[Exercise objective] Scan the records below for lines with the word "Мира", then state how many you find and nothing else.

BEGIN Supplied material

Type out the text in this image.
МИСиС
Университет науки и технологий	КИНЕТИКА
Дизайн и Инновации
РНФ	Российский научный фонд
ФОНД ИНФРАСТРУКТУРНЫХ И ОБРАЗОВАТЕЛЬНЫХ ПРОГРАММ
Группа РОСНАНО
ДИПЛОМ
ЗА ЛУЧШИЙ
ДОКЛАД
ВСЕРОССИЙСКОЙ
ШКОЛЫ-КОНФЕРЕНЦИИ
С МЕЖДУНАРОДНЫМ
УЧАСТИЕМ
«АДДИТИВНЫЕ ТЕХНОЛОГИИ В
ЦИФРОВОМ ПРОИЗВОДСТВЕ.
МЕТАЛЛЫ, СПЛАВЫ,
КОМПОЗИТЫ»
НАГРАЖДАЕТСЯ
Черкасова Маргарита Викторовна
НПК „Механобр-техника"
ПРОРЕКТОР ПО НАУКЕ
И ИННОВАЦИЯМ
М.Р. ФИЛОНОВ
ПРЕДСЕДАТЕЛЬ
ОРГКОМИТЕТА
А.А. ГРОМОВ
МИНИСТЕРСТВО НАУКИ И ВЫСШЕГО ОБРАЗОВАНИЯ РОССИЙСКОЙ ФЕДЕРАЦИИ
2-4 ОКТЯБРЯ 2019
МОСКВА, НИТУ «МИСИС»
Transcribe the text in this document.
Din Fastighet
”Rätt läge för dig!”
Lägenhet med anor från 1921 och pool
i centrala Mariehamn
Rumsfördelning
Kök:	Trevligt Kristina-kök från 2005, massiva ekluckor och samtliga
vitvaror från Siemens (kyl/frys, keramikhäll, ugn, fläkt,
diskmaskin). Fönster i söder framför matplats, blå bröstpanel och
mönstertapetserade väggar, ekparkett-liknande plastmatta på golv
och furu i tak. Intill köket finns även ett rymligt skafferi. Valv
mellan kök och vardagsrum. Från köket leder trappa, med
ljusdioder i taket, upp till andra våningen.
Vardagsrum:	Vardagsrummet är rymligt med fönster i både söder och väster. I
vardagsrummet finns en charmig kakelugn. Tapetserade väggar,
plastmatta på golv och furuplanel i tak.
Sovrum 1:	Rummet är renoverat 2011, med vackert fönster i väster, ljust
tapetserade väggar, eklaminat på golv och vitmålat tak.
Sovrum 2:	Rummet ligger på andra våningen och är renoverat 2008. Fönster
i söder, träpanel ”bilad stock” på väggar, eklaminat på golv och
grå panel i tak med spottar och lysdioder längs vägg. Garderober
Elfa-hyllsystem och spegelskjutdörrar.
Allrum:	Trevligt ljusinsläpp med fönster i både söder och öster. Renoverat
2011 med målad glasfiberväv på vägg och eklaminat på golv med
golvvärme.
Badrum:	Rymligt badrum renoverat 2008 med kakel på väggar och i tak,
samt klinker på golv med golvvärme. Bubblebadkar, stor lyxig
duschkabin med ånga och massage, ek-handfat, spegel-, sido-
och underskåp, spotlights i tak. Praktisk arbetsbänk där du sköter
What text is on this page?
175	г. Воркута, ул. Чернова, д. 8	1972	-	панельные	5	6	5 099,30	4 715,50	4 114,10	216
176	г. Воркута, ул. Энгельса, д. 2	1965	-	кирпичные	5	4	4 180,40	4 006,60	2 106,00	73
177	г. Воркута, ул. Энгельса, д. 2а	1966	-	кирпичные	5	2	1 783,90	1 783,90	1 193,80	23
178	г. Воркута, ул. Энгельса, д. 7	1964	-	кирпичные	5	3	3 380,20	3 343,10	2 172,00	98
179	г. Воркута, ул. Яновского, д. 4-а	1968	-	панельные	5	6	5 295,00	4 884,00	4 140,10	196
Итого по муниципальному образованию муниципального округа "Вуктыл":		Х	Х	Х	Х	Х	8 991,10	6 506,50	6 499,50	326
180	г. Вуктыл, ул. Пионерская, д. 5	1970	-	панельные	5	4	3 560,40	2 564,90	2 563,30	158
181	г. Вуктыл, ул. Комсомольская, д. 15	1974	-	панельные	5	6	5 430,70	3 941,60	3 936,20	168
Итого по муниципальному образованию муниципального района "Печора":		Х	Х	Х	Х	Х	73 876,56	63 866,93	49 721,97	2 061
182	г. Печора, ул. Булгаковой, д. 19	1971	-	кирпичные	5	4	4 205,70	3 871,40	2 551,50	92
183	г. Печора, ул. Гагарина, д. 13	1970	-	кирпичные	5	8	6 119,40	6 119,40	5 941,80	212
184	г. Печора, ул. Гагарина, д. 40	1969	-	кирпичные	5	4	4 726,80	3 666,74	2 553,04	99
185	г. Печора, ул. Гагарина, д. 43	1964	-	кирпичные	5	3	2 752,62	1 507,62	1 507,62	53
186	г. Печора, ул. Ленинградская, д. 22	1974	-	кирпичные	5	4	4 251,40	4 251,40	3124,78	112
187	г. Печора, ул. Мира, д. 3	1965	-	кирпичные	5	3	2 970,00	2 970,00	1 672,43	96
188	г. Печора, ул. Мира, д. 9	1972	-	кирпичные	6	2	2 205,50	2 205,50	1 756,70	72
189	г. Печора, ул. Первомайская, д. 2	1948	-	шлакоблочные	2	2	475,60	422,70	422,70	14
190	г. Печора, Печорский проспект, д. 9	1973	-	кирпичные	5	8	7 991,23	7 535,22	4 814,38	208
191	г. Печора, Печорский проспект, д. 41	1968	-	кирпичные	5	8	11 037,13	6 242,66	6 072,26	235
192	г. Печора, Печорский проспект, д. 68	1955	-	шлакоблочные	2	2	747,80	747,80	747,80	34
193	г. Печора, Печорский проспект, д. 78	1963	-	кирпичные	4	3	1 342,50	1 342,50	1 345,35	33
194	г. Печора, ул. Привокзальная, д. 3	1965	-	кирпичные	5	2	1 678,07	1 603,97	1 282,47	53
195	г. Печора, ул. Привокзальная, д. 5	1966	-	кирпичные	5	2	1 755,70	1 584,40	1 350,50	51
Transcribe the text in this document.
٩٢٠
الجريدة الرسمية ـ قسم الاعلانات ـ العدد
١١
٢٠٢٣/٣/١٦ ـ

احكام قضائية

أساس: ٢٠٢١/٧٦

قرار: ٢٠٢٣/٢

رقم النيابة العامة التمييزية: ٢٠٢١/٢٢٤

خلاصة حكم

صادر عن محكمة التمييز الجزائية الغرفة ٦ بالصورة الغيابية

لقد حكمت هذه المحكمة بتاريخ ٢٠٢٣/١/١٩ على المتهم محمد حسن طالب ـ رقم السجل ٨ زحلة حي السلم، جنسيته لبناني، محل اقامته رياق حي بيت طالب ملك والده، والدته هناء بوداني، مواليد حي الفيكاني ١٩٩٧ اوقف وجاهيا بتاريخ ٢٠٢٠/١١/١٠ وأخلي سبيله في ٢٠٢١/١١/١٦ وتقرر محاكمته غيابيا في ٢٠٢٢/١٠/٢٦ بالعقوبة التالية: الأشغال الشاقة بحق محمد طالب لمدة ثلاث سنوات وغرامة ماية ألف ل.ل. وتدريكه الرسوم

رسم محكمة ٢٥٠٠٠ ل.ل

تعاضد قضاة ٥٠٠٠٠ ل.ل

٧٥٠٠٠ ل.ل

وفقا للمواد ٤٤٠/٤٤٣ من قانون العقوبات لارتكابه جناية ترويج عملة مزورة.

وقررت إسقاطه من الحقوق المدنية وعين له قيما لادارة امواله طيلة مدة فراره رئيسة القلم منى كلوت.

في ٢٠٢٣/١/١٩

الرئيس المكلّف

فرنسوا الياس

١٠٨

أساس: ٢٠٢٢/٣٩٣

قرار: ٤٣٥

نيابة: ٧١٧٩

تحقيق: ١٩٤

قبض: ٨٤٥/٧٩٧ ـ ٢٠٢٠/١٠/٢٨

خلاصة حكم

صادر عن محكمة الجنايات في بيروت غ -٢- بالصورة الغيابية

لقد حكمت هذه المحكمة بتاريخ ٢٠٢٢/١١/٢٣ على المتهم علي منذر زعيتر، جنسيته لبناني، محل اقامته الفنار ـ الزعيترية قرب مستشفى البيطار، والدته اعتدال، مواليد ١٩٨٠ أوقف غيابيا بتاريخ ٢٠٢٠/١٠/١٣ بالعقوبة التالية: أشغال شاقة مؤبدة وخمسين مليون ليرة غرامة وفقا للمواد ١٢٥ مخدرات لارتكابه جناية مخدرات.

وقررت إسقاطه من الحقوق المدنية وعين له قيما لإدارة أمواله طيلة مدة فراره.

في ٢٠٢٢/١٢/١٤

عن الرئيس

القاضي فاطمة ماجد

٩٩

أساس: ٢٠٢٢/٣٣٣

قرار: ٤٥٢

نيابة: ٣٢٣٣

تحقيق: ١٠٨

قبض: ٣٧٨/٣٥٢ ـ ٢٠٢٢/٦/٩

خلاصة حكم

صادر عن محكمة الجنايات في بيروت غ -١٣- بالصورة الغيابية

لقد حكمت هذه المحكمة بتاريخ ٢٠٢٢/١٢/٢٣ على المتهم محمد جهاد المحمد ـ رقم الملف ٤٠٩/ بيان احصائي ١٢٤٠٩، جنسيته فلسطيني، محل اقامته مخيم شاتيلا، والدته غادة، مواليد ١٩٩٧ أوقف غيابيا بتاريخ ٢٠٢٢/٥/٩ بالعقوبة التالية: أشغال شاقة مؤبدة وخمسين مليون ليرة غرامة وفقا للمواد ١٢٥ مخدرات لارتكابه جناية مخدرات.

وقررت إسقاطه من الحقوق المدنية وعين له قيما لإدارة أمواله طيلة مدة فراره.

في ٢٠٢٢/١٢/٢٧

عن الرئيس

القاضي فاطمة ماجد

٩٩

END Supplied material

[Result of the exercise] 2